Set task –
In the records below, copy the lines starting at the one containing "List every element" and ending at the one containing "216, 150, 245]". Change every "following-account" to "followed-account" and keep everything else the same.

Dataset content –
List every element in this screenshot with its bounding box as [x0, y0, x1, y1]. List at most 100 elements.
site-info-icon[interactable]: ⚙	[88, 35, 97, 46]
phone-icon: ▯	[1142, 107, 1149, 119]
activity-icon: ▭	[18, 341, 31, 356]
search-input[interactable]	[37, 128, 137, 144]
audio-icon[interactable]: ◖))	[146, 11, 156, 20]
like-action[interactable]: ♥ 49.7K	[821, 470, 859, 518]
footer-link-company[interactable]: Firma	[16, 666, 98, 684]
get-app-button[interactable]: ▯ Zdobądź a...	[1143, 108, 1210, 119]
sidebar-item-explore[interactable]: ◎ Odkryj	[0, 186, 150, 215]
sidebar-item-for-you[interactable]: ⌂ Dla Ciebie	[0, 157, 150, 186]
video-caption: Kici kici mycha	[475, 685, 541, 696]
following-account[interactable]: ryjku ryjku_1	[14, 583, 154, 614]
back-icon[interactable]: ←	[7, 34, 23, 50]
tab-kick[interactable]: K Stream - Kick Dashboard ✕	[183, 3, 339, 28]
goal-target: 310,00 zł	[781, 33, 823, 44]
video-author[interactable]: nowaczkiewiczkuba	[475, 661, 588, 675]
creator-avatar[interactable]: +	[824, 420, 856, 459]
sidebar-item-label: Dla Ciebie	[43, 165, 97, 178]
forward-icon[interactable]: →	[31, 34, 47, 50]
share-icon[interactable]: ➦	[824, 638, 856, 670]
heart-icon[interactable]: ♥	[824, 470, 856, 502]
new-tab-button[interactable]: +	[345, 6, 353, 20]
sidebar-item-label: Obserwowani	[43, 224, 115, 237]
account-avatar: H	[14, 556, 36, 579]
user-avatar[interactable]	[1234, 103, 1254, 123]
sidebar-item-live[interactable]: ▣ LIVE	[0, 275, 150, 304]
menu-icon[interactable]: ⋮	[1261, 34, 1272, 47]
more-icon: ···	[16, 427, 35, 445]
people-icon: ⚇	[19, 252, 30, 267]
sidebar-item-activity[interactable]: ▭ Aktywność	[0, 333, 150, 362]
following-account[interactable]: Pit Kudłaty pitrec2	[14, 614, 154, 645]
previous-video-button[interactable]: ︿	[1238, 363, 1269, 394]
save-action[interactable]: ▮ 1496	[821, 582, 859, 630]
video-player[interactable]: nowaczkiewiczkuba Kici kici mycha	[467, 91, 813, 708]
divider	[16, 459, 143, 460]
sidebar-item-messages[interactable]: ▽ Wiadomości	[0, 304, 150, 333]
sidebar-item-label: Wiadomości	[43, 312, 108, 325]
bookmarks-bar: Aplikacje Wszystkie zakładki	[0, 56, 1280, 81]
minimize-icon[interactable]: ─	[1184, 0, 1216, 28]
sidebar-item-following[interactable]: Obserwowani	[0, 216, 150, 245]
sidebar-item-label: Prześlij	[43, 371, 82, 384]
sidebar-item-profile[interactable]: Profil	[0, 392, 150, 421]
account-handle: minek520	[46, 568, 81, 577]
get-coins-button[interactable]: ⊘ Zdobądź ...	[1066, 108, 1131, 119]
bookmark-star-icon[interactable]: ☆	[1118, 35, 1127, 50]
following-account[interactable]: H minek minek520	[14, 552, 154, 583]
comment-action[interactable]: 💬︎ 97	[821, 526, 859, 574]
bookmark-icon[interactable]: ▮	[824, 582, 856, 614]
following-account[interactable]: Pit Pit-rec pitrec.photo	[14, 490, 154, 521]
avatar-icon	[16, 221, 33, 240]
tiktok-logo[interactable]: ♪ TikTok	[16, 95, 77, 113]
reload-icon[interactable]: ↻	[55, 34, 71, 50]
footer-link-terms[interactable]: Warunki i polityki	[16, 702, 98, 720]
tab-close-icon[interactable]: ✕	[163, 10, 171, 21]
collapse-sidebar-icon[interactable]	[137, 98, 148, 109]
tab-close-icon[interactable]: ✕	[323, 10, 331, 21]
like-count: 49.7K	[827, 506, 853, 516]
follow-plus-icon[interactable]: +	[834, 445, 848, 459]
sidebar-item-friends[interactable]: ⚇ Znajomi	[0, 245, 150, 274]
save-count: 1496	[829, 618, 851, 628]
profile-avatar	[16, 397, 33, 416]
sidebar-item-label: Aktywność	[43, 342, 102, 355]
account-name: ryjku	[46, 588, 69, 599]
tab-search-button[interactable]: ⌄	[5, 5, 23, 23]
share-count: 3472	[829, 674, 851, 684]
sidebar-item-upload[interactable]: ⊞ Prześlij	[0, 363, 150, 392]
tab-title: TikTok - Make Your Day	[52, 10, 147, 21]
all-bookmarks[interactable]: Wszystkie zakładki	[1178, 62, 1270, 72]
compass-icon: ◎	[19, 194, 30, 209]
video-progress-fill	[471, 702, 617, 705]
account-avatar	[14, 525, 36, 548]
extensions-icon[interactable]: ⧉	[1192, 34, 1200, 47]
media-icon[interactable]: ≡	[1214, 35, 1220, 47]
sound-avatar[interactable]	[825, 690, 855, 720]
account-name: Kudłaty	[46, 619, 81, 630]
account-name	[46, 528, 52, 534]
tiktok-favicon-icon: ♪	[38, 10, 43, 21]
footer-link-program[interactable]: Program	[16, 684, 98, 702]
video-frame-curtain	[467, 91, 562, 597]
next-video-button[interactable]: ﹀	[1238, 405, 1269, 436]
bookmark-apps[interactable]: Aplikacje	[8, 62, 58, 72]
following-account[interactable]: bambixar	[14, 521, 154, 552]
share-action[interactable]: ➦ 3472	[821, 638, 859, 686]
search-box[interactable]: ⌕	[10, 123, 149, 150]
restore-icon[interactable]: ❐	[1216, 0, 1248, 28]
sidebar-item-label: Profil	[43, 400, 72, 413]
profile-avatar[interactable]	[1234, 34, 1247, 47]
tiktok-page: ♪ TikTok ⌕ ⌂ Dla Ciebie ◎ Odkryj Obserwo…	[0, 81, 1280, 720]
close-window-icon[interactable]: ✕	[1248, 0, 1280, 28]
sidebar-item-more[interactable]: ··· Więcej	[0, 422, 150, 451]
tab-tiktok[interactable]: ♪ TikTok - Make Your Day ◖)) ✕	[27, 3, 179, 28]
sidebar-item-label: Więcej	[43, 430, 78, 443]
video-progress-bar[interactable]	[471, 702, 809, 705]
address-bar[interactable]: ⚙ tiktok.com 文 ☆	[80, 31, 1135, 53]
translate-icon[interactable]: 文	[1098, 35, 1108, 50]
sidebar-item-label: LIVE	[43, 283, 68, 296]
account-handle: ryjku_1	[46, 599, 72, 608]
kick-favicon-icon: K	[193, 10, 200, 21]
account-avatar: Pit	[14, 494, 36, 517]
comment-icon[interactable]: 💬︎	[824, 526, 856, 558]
---
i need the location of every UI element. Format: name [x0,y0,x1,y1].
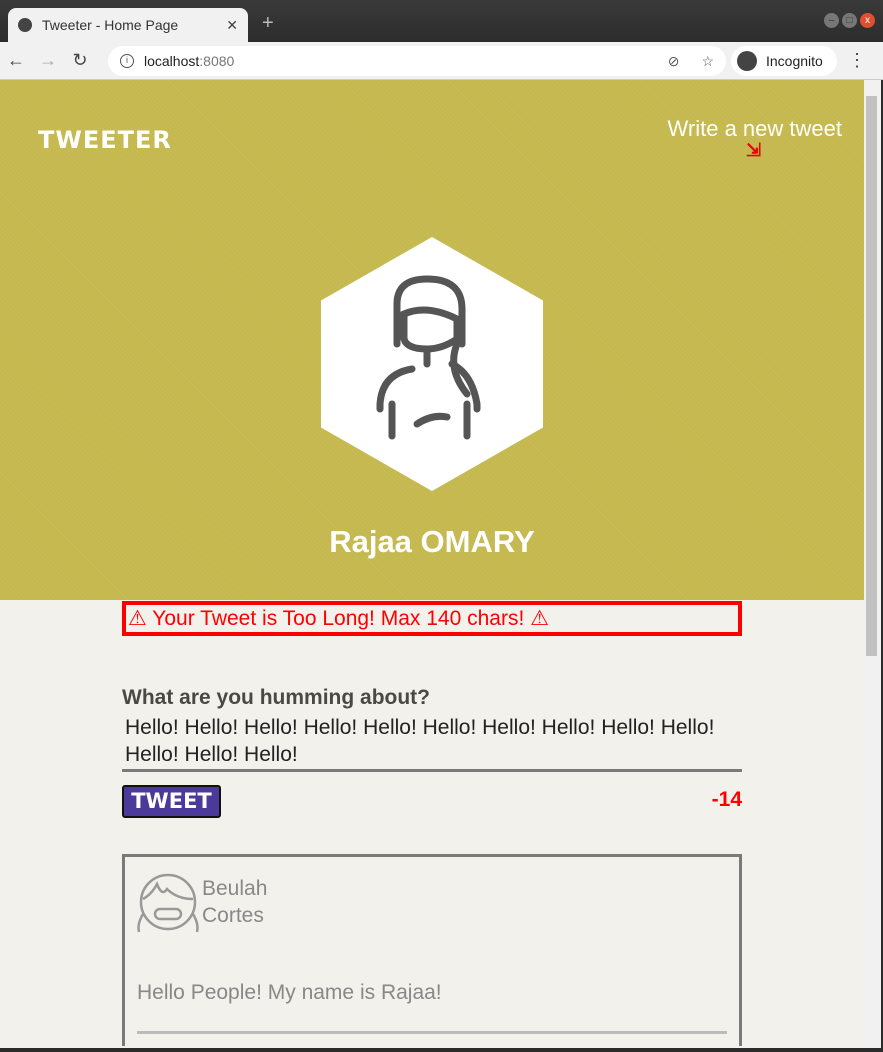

The solution –
List every element in this screenshot with its bounding box as [x0, y0, x1, y1]. List at most 100 elements.
site-info-icon[interactable]: ⚙	[88, 35, 97, 46]
phone-icon: ▯	[1142, 107, 1149, 119]
activity-icon: ▭	[18, 341, 31, 356]
search-input[interactable]	[37, 128, 137, 144]
audio-icon[interactable]: ◖))	[146, 11, 156, 20]
like-action[interactable]: ♥ 49.7K	[821, 470, 859, 518]
footer-link-company[interactable]: Firma	[16, 666, 98, 684]
get-app-button[interactable]: ▯ Zdobądź a...	[1143, 108, 1210, 119]
sidebar-item-explore[interactable]: ◎ Odkryj	[0, 186, 150, 215]
sidebar-item-for-you[interactable]: ⌂ Dla Ciebie	[0, 157, 150, 186]
video-caption: Kici kici mycha	[475, 685, 541, 696]
followed-account[interactable]: ryjku ryjku_1	[14, 583, 154, 614]
back-icon[interactable]: ←	[7, 34, 23, 50]
tab-kick[interactable]: K Stream - Kick Dashboard ✕	[183, 3, 339, 28]
goal-target: 310,00 zł	[781, 33, 823, 44]
video-author[interactable]: nowaczkiewiczkuba	[475, 661, 588, 675]
creator-avatar[interactable]: +	[824, 420, 856, 459]
sidebar-item-label: Dla Ciebie	[43, 165, 97, 178]
forward-icon[interactable]: →	[31, 34, 47, 50]
share-icon[interactable]: ➦	[824, 638, 856, 670]
heart-icon[interactable]: ♥	[824, 470, 856, 502]
new-tab-button[interactable]: +	[345, 6, 353, 20]
sidebar-item-label: Obserwowani	[43, 224, 115, 237]
account-avatar: H	[14, 556, 36, 579]
user-avatar[interactable]	[1234, 103, 1254, 123]
sidebar-item-live[interactable]: ▣ LIVE	[0, 275, 150, 304]
menu-icon[interactable]: ⋮	[1261, 34, 1272, 47]
more-icon: ···	[16, 427, 35, 445]
people-icon: ⚇	[19, 252, 30, 267]
sidebar-item-activity[interactable]: ▭ Aktywność	[0, 333, 150, 362]
followed-account[interactable]: Pit Kudłaty pitrec2	[14, 614, 154, 645]
previous-video-button[interactable]: ︿	[1238, 363, 1269, 394]
save-action[interactable]: ▮ 1496	[821, 582, 859, 630]
video-player[interactable]: nowaczkiewiczkuba Kici kici mycha	[467, 91, 813, 708]
divider	[16, 459, 143, 460]
sidebar-item-messages[interactable]: ▽ Wiadomości	[0, 304, 150, 333]
sidebar-item-label: Wiadomości	[43, 312, 108, 325]
bookmarks-bar: Aplikacje Wszystkie zakładki	[0, 56, 1280, 81]
minimize-icon[interactable]: ─	[1184, 0, 1216, 28]
sidebar-item-following[interactable]: Obserwowani	[0, 216, 150, 245]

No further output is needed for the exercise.